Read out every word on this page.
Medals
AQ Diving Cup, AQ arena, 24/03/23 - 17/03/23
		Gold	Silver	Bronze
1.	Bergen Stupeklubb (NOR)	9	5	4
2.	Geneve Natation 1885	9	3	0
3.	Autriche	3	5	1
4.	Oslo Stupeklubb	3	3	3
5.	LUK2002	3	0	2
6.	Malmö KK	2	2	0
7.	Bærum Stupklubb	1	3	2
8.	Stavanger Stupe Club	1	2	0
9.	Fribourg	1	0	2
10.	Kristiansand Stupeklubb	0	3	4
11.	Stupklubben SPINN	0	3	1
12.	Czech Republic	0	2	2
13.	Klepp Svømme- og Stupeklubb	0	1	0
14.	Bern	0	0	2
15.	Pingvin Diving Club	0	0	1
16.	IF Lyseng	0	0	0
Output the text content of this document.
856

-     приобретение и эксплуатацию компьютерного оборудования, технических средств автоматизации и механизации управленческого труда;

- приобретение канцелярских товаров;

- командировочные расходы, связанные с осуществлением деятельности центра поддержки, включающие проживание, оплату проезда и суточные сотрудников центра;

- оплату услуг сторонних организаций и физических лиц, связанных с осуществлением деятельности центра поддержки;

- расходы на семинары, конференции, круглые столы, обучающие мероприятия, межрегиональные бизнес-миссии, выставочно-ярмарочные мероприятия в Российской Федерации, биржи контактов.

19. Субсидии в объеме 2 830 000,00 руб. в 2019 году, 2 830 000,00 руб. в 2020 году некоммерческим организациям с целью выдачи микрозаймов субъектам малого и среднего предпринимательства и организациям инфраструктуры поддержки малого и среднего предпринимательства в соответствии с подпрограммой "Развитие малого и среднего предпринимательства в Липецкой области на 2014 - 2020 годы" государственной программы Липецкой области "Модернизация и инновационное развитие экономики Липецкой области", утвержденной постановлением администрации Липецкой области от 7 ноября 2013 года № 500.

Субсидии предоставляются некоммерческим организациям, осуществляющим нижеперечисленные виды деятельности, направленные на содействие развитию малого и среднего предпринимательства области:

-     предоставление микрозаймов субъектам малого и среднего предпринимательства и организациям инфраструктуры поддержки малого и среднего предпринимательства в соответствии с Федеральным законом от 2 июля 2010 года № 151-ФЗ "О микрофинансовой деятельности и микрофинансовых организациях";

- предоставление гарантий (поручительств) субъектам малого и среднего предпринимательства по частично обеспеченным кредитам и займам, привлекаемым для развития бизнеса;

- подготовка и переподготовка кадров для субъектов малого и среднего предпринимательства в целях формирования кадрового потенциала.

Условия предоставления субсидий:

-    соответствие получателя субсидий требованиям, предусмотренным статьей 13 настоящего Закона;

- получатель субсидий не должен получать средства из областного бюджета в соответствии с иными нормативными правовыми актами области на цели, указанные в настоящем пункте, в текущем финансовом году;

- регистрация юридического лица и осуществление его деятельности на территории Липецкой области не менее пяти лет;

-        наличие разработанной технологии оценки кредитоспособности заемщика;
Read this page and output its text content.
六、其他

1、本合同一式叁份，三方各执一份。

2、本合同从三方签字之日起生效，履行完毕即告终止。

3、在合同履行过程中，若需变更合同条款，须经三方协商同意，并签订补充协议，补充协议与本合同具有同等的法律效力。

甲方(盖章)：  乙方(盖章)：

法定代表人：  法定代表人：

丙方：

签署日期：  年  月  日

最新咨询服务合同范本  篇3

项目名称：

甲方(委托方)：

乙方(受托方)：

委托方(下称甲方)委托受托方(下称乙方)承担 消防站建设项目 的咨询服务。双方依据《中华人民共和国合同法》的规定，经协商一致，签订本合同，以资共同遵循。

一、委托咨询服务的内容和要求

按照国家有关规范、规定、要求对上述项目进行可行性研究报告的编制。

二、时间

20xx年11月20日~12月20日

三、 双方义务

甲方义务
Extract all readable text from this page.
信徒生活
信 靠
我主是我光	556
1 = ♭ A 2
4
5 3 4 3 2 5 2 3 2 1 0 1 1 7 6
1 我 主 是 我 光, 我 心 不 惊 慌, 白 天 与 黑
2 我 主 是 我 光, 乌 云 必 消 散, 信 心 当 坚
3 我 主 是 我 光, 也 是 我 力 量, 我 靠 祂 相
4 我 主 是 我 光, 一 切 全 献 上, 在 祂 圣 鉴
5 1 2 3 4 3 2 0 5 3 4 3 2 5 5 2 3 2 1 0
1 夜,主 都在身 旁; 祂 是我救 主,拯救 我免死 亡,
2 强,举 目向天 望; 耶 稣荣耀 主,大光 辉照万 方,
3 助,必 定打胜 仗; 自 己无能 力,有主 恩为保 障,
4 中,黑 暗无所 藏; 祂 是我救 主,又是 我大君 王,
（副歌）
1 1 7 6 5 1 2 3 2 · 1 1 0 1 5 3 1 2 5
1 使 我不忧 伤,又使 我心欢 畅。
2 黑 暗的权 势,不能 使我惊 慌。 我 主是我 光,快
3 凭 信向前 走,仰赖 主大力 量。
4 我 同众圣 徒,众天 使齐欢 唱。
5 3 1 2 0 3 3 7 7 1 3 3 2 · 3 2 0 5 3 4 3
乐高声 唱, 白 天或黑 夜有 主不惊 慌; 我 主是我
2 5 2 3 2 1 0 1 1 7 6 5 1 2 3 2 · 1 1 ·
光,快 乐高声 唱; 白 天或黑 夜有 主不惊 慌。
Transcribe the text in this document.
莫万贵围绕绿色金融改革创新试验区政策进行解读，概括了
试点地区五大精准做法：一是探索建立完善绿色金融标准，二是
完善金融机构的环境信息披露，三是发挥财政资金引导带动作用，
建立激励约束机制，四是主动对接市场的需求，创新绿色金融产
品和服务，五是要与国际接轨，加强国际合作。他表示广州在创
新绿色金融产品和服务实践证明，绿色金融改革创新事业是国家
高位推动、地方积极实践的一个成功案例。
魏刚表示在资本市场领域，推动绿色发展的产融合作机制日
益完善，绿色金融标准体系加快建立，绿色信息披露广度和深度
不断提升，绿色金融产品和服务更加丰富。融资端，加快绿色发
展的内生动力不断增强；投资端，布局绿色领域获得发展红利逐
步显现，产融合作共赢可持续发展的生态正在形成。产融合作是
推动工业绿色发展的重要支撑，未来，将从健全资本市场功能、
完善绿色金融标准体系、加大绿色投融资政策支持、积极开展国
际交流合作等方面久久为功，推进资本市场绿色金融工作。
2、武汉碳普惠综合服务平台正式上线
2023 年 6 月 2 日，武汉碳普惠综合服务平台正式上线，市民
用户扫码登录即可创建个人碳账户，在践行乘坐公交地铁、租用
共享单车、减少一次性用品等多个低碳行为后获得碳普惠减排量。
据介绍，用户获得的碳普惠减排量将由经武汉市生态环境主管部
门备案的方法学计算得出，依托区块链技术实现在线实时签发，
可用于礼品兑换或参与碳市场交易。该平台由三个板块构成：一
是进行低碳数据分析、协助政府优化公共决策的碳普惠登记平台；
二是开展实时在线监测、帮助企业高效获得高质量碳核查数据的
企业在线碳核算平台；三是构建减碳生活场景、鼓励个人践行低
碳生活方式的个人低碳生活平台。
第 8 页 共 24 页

____________

Directions for this task -
Copy out exactly the lines from the line with "Transcribe the text in this document." to the end of the listing, including both of those lines, and give nothing else.

Response to the task -
Transcribe the text in this document.
莫万贵围绕绿色金融改革创新试验区政策进行解读，概括了
试点地区五大精准做法：一是探索建立完善绿色金融标准，二是
完善金融机构的环境信息披露，三是发挥财政资金引导带动作用，
建立激励约束机制，四是主动对接市场的需求，创新绿色金融产
品和服务，五是要与国际接轨，加强国际合作。他表示广州在创
新绿色金融产品和服务实践证明，绿色金融改革创新事业是国家
高位推动、地方积极实践的一个成功案例。
魏刚表示在资本市场领域，推动绿色发展的产融合作机制日
益完善，绿色金融标准体系加快建立，绿色信息披露广度和深度
不断提升，绿色金融产品和服务更加丰富。融资端，加快绿色发
展的内生动力不断增强；投资端，布局绿色领域获得发展红利逐
步显现，产融合作共赢可持续发展的生态正在形成。产融合作是
推动工业绿色发展的重要支撑，未来，将从健全资本市场功能、
完善绿色金融标准体系、加大绿色投融资政策支持、积极开展国
际交流合作等方面久久为功，推进资本市场绿色金融工作。
2、武汉碳普惠综合服务平台正式上线
2023 年 6 月 2 日，武汉碳普惠综合服务平台正式上线，市民
用户扫码登录即可创建个人碳账户，在践行乘坐公交地铁、租用
共享单车、减少一次性用品等多个低碳行为后获得碳普惠减排量。
据介绍，用户获得的碳普惠减排量将由经武汉市生态环境主管部
门备案的方法学计算得出，依托区块链技术实现在线实时签发，
可用于礼品兑换或参与碳市场交易。该平台由三个板块构成：一
是进行低碳数据分析、协助政府优化公共决策的碳普惠登记平台；
二是开展实时在线监测、帮助企业高效获得高质量碳核查数据的
企业在线碳核算平台；三是构建减碳生活场景、鼓励个人践行低
碳生活方式的个人低碳生活平台。
第 8 页 共 24 页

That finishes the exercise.